Data excerpts:
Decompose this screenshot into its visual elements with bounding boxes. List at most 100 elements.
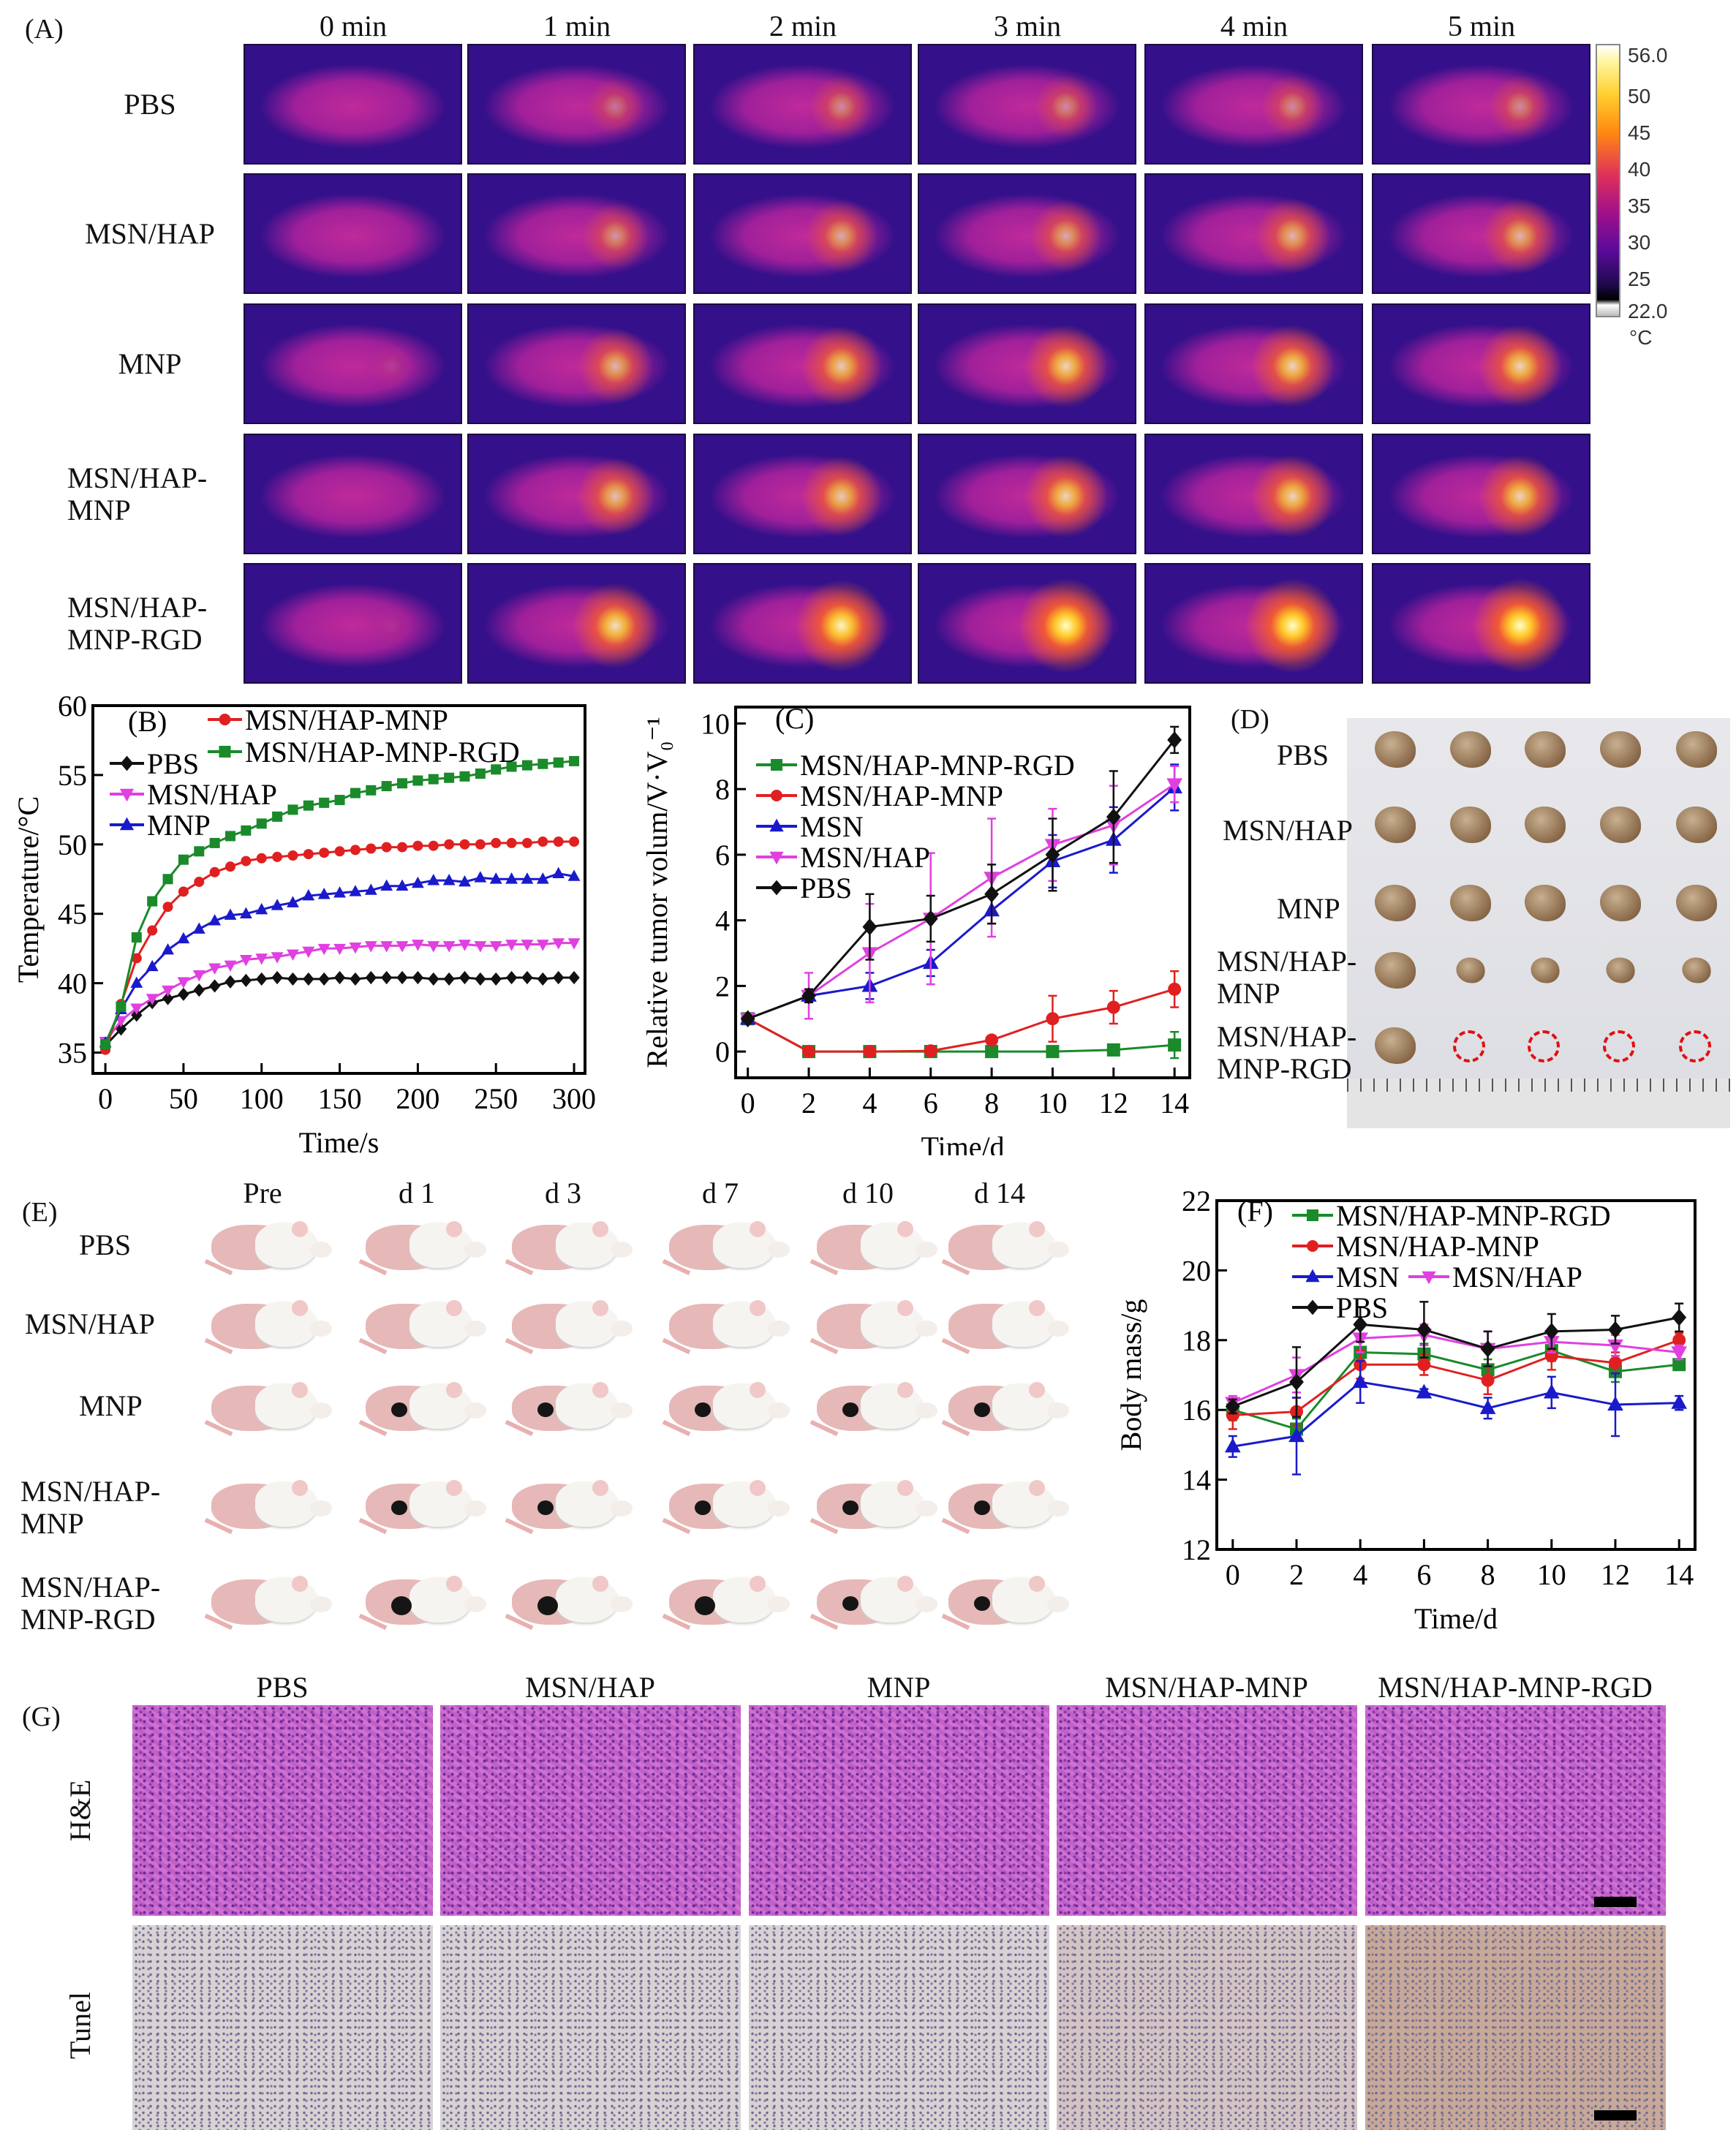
thermal-image [244, 173, 462, 294]
mouse-ear [592, 1382, 608, 1398]
tumor-sample [1600, 731, 1641, 768]
thermal-image [1372, 173, 1590, 294]
marker-square [521, 760, 532, 771]
mouse-photo [204, 1214, 336, 1280]
marker-diamond [1480, 1340, 1495, 1358]
he-stain-image [1057, 1705, 1357, 1916]
marker-square [366, 785, 377, 796]
y-axis-label: Relative tumor volum/V·V₀⁻¹ [641, 717, 673, 1068]
row-label: MSN/HAP- [1217, 945, 1357, 978]
mouse-ear [897, 1300, 913, 1316]
legend-label: MSN/HAP [147, 778, 277, 811]
marker-diamond [801, 987, 816, 1005]
thermal-image [918, 434, 1136, 554]
mouse-ear [446, 1480, 462, 1496]
marker-square [491, 764, 502, 775]
marker-diamond [923, 910, 938, 928]
time-label: 2 min [769, 10, 837, 42]
mouse-photo [204, 1293, 336, 1359]
mouse-fur [410, 1223, 472, 1268]
x-tick-label: 4 [862, 1087, 877, 1119]
marker-diamond [862, 918, 878, 936]
y-axis-label: Body mass/g [1114, 1299, 1147, 1451]
mouse-snout [1047, 1242, 1069, 1258]
regressed-tumor-circle [1603, 1030, 1635, 1062]
thermal-image [693, 434, 912, 554]
mouse-ear [1029, 1576, 1045, 1592]
regressed-tumor-circle [1679, 1030, 1711, 1062]
marker-diamond [475, 972, 486, 986]
row-label: MNP [79, 1389, 143, 1422]
mouse-photo [505, 1473, 636, 1538]
mouse-photo [662, 1568, 793, 1634]
marker-triangle-up [552, 866, 565, 878]
mouse-fur [713, 1577, 775, 1623]
row-label: MSN/HAP- [67, 591, 208, 624]
mouse-ear [897, 1576, 913, 1592]
marker-triangle-up [1544, 1383, 1560, 1399]
legend-label: MSN/HAP [1452, 1261, 1582, 1294]
row-label: MNP-RGD [67, 623, 203, 656]
y-tick-label: 2 [715, 970, 730, 1002]
marker-square [209, 837, 220, 848]
tumor-sample [1450, 885, 1491, 921]
mouse-snout [464, 1242, 486, 1258]
marker-triangle-up [130, 976, 143, 988]
thermal-image [244, 434, 462, 554]
mouse-fur [255, 1223, 317, 1268]
mouse-photo [662, 1214, 793, 1280]
thermal-image [467, 303, 686, 424]
marker-circle [491, 837, 502, 848]
mouse-ear [897, 1382, 913, 1398]
mouse-photo [809, 1473, 941, 1538]
tumor-spot [974, 1402, 990, 1417]
marker-triangle-down [208, 963, 222, 975]
row-label: MSN/HAP [85, 217, 215, 250]
mouse-photo [358, 1214, 490, 1280]
mouse-ear [446, 1300, 462, 1316]
thermal-image [918, 563, 1136, 684]
mouse-photo [358, 1375, 490, 1440]
mouse-snout [310, 1242, 332, 1258]
marker-circle [553, 836, 564, 847]
marker-circle [521, 837, 532, 848]
mouse-ear [592, 1576, 608, 1592]
tumor-sample [1450, 807, 1491, 843]
y-tick-label: 18 [1182, 1324, 1211, 1357]
row-label-he: H&E [64, 1779, 97, 1842]
marker-square [162, 874, 173, 885]
time-label: 5 min [1447, 10, 1516, 42]
legend-label: MSN/HAP-MNP-RGD [800, 749, 1075, 782]
series-line [1232, 1349, 1680, 1431]
row-label: MNP [1217, 977, 1280, 1010]
marker-circle [428, 840, 439, 851]
marker-circle [209, 866, 220, 877]
colorbar-tick: 35 [1628, 195, 1651, 217]
tumor-sample [1676, 885, 1717, 921]
mouse-fur [992, 1302, 1054, 1347]
x-tick-label: 250 [474, 1082, 518, 1115]
marker-square [444, 772, 455, 783]
series-line [104, 976, 575, 1047]
marker-square [397, 778, 408, 789]
series-line [747, 786, 1176, 1020]
marker-triangle-up [380, 879, 393, 891]
marker-square [1106, 1043, 1120, 1057]
marker-triangle-up [162, 943, 174, 955]
marker-square [303, 800, 314, 811]
x-tick-label: 8 [1481, 1558, 1495, 1591]
marker-square [985, 1045, 999, 1059]
mouse-photo [358, 1473, 490, 1538]
marker-circle [1609, 1356, 1622, 1370]
marker-diamond [333, 970, 346, 985]
column-label: MSN/HAP-MNP [1105, 1671, 1308, 1704]
marker-triangle-down [192, 970, 205, 982]
row-label: MNP-RGD [20, 1603, 156, 1636]
thermal-image [467, 173, 686, 294]
mouse-snout [916, 1596, 937, 1612]
tumor-sample [1375, 807, 1416, 843]
marker-triangle-down [224, 960, 237, 973]
x-tick-label: 2 [801, 1087, 816, 1119]
mouse-photo [662, 1375, 793, 1440]
mouse-fur [556, 1223, 618, 1268]
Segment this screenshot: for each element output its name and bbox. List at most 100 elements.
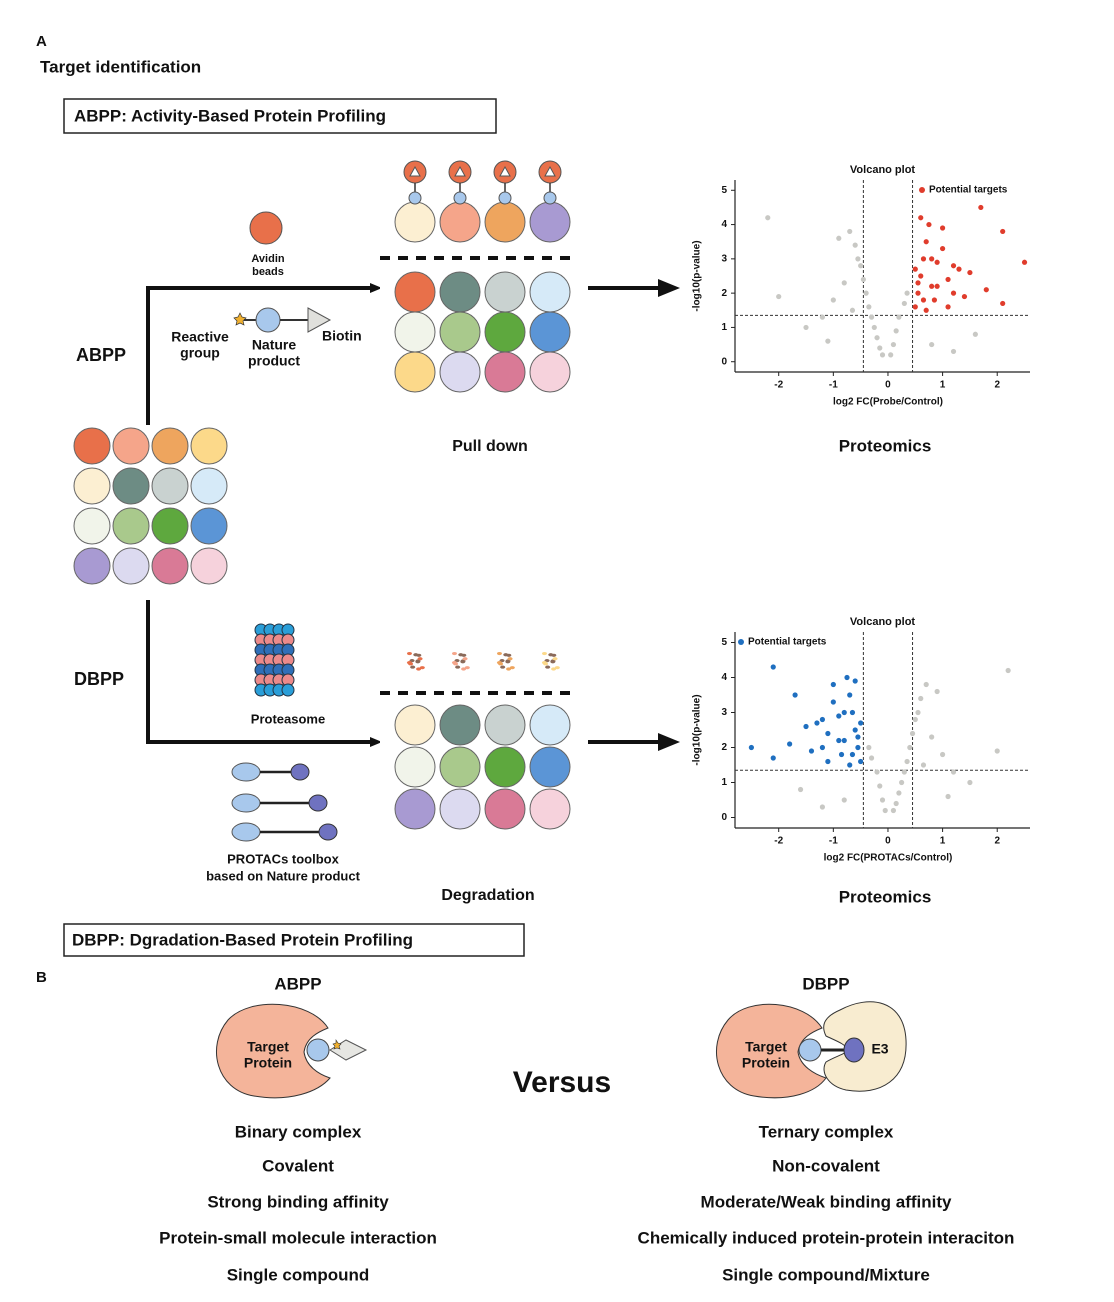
step-label: Degradation: [441, 887, 534, 904]
point: [923, 239, 929, 245]
point: [915, 280, 921, 286]
label: Protein: [244, 1055, 292, 1071]
property: Moderate/Weak binding affinity: [701, 1192, 952, 1211]
point: [830, 297, 836, 303]
proteasome-subunit: [281, 683, 295, 697]
point: [918, 273, 924, 279]
point: [934, 688, 940, 695]
legend-swatch: [738, 639, 744, 645]
point: [765, 215, 771, 221]
fragment: [500, 665, 506, 669]
point: [972, 331, 978, 337]
point: [950, 769, 957, 775]
point: [901, 300, 907, 307]
label: product: [248, 353, 300, 369]
x-axis-label: log2 FC(Probe/Control): [833, 397, 943, 408]
point: [926, 221, 932, 228]
point: [841, 737, 847, 744]
protein-well: [190, 547, 228, 585]
x-tick-label: 1: [940, 836, 946, 847]
point: [838, 751, 845, 758]
x-tick-label: 0: [885, 836, 891, 847]
point: [888, 352, 894, 358]
target-protein: [216, 1003, 331, 1099]
protein-well: [484, 746, 526, 788]
fragment: [410, 665, 416, 669]
point: [929, 734, 935, 740]
point: [904, 290, 910, 296]
e3-ligand: [308, 794, 328, 812]
target-protein: [716, 1003, 827, 1099]
point: [912, 304, 918, 310]
point: [814, 720, 820, 726]
e3-ligand: [318, 823, 338, 841]
point: [792, 692, 798, 698]
point: [899, 779, 905, 786]
fragment: [554, 666, 560, 670]
protein-well: [73, 507, 111, 545]
y-tick-label: 5: [721, 185, 727, 196]
fragment: [455, 665, 461, 669]
protein-well: [394, 704, 436, 746]
fragment: [541, 651, 547, 656]
protein-well: [484, 201, 526, 243]
property: Protein-small molecule interaction: [159, 1228, 437, 1247]
protein-well: [151, 467, 189, 505]
versus: Versus: [513, 1066, 611, 1099]
label: E3: [871, 1041, 888, 1057]
panel-label: B: [36, 969, 47, 986]
point: [956, 266, 962, 272]
point: [920, 762, 927, 768]
nature-product: [453, 191, 467, 205]
illustrations: [73, 160, 571, 842]
e3-ligand: [843, 1037, 865, 1063]
point: [915, 290, 921, 296]
branch-label: ABPP: [76, 345, 126, 365]
nature-product: [306, 1038, 330, 1062]
y-tick-label: 5: [721, 637, 727, 648]
protein-well: [529, 271, 571, 313]
protein-well: [394, 201, 436, 243]
label: Avidin: [251, 253, 284, 265]
fragment: [550, 660, 556, 664]
biotin: [544, 165, 556, 177]
mode-title: DBPP: [802, 974, 849, 993]
y-tick-label: 4: [721, 672, 727, 683]
point: [896, 314, 902, 320]
protein-well: [151, 427, 189, 465]
y-tick-label: 0: [721, 356, 727, 367]
point: [945, 793, 951, 800]
point: [819, 314, 826, 320]
x-tick-label: 2: [994, 836, 1000, 847]
protein-well: [439, 201, 481, 243]
point: [901, 769, 907, 775]
point: [879, 797, 886, 803]
y-tick-label: 2: [721, 288, 727, 299]
point: [847, 228, 853, 235]
point: [787, 741, 793, 747]
comparison-lists: Binary complex Covalent Strong binding aff…: [159, 1122, 1014, 1284]
point: [858, 758, 864, 765]
point: [841, 797, 847, 803]
point: [830, 681, 836, 688]
point: [803, 324, 809, 331]
y-tick-label: 2: [721, 742, 727, 753]
protein-well: [484, 704, 526, 746]
fragment: [415, 660, 421, 664]
point: [1005, 667, 1011, 674]
fragment: [419, 666, 425, 670]
protein-well: [73, 467, 111, 505]
point: [923, 681, 929, 688]
chart-title: Volcano plot: [850, 616, 916, 628]
fragment: [496, 661, 502, 665]
point: [825, 338, 831, 344]
point: [945, 304, 951, 310]
point: [1021, 259, 1028, 265]
point: [896, 790, 902, 796]
y-tick-label: 1: [721, 777, 727, 788]
point: [852, 678, 858, 684]
protein-well: [112, 507, 150, 545]
x-tick-label: -1: [829, 380, 838, 391]
protein-well: [439, 271, 481, 313]
point: [819, 716, 826, 723]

Activity:
If a line of the records holds the word "time", count it; report only the total.

Problem solution:
2